Leave out the pictures and repeat the data exactly.

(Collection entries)
******

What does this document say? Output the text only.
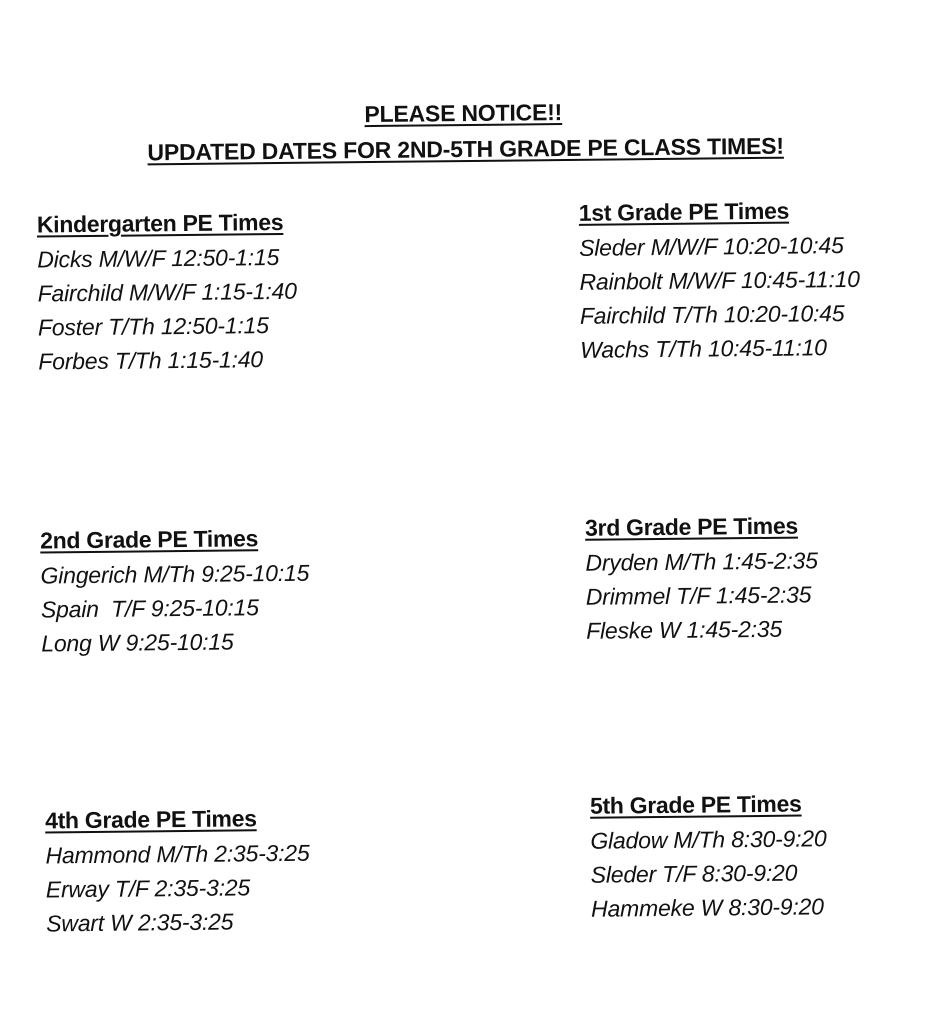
PLEASE NOTICE!!
UPDATED DATES FOR 2ND-5TH GRADE PE CLASS TIMES!
Kindergarten PE Times
Dicks M/W/F 12:50-1:15
Fairchild M/W/F 1:15-1:40
Foster T/Th 12:50-1:15
Forbes T/Th 1:15-1:40
1st Grade PE Times
Sleder M/W/F 10:20-10:45
Rainbolt M/W/F 10:45-11:10
Fairchild T/Th 10:20-10:45
Wachs T/Th 10:45-11:10
2nd Grade PE Times
Gingerich M/Th 9:25-10:15
Spain  T/F 9:25-10:15
Long W 9:25-10:15
3rd Grade PE Times
Dryden M/Th 1:45-2:35
Drimmel T/F 1:45-2:35
Fleske W 1:45-2:35
4th Grade PE Times
Hammond M/Th 2:35-3:25
Erway T/F 2:35-3:25
Swart W 2:35-3:25
5th Grade PE Times
Gladow M/Th 8:30-9:20
Sleder T/F 8:30-9:20
Hammeke W 8:30-9:20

******

- [CORRECT ANSWER]
What does this document say? Output the text only.
PLEASE NOTICE!!
UPDATED DATES FOR 2ND-5TH GRADE PE CLASS TIMES!
Kindergarten PE Times
Dicks M/W/F 12:50-1:15
Fairchild M/W/F 1:15-1:40
Foster T/Th 12:50-1:15
Forbes T/Th 1:15-1:40
1st Grade PE Times
Sleder M/W/F 10:20-10:45
Rainbolt M/W/F 10:45-11:10
Fairchild T/Th 10:20-10:45
Wachs T/Th 10:45-11:10
2nd Grade PE Times
Gingerich M/Th 9:25-10:15
Spain  T/F 9:25-10:15
Long W 9:25-10:15
3rd Grade PE Times
Dryden M/Th 1:45-2:35
Drimmel T/F 1:45-2:35
Fleske W 1:45-2:35
4th Grade PE Times
Hammond M/Th 2:35-3:25
Erway T/F 2:35-3:25
Swart W 2:35-3:25
5th Grade PE Times
Gladow M/Th 8:30-9:20
Sleder T/F 8:30-9:20
Hammeke W 8:30-9:20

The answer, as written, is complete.